_Task to complete_: Say how many lines of the listing below contain "each", giving the number and nothing else.

_Excerpt from a dataset_:
** Begin **

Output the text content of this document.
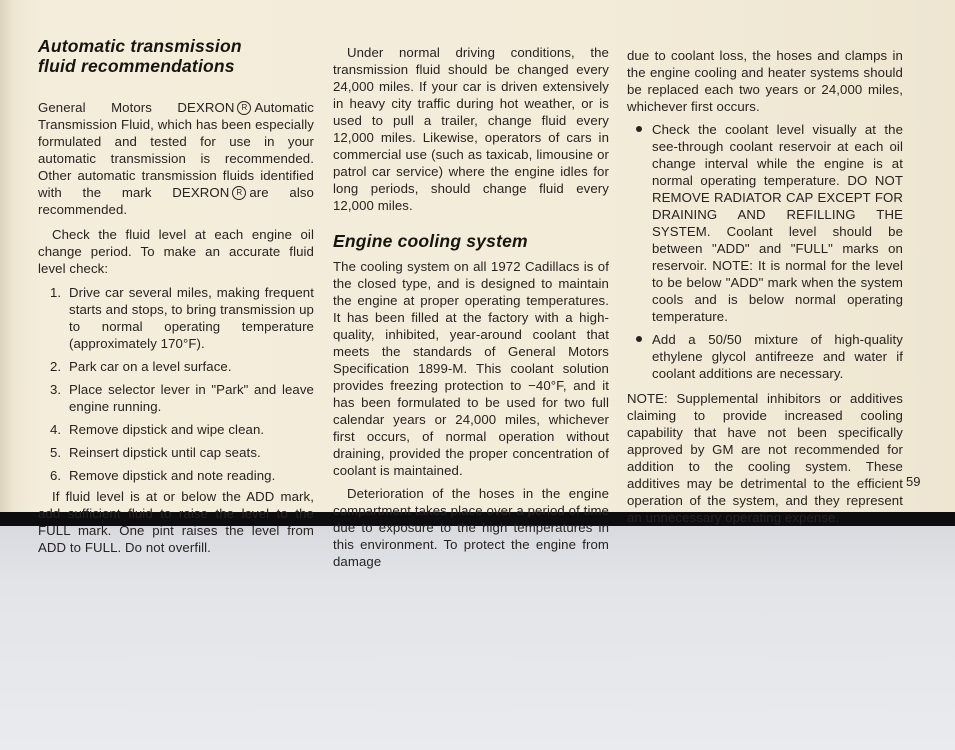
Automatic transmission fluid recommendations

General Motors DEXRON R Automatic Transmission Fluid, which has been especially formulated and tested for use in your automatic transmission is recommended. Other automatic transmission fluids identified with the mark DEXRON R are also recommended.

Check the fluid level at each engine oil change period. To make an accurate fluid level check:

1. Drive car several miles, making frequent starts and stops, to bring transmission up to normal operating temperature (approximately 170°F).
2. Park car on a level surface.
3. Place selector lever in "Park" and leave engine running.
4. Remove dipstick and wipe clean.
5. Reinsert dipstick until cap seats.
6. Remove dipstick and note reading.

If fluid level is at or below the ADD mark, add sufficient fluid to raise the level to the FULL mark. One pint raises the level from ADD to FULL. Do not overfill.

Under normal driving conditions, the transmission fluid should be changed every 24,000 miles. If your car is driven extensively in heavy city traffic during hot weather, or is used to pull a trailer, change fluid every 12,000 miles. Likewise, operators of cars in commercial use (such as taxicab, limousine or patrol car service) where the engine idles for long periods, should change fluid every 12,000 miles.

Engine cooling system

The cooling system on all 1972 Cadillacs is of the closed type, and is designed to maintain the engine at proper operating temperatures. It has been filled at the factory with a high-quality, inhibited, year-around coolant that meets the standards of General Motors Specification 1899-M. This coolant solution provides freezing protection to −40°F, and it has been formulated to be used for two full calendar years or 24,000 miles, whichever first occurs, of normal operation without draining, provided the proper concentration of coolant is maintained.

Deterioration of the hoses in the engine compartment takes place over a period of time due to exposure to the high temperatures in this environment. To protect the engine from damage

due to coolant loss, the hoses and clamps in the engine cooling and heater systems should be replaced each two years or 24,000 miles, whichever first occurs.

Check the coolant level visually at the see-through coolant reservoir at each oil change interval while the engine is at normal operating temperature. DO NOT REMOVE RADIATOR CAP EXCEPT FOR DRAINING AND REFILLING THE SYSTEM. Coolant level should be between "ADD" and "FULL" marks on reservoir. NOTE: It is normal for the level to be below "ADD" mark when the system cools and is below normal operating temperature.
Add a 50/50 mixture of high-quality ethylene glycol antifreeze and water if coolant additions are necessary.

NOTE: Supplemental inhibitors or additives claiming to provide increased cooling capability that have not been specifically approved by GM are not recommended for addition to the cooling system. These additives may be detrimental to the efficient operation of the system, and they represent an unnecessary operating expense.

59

** End **
** Begin **

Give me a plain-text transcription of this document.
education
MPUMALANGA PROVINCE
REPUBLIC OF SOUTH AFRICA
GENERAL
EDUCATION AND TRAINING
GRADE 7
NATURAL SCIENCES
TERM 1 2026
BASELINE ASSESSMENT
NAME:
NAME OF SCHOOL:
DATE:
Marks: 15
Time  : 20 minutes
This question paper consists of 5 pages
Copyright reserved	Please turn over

** End **
** Begin **

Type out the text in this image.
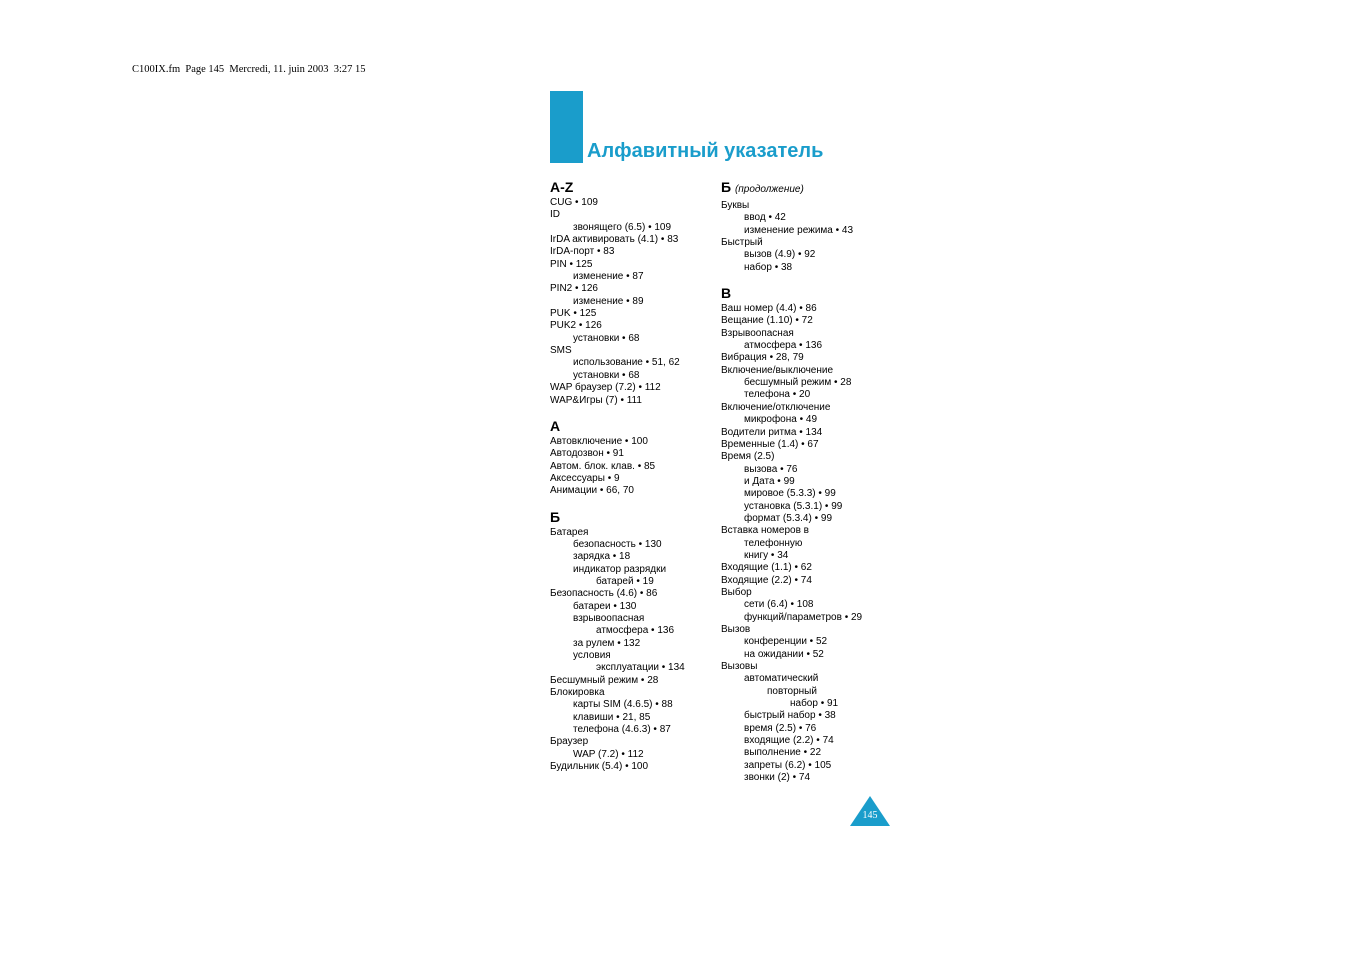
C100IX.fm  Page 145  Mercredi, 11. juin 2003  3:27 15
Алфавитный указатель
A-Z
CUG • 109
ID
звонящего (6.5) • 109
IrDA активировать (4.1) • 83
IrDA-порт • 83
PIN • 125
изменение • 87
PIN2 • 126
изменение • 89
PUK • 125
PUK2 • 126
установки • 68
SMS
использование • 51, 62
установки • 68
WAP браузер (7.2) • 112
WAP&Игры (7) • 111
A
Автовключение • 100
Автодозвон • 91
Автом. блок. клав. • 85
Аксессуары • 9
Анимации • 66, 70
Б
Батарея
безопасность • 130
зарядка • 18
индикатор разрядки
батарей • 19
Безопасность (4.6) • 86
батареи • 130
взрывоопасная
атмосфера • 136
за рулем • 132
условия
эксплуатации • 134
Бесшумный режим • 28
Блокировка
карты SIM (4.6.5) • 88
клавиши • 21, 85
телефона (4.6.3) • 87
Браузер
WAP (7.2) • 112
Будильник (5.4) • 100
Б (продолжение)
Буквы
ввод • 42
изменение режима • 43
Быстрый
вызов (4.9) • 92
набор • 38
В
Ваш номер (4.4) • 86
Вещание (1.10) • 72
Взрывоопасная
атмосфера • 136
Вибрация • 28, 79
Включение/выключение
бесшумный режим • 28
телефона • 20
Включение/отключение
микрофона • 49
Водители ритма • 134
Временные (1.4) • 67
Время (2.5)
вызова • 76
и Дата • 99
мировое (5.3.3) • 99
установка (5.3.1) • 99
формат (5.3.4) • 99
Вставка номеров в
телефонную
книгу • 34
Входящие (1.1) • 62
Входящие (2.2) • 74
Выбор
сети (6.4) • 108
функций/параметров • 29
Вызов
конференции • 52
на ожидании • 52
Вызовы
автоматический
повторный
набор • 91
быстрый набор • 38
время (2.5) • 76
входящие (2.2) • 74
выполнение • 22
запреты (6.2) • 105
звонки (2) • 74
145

** End **

_Task result_: 3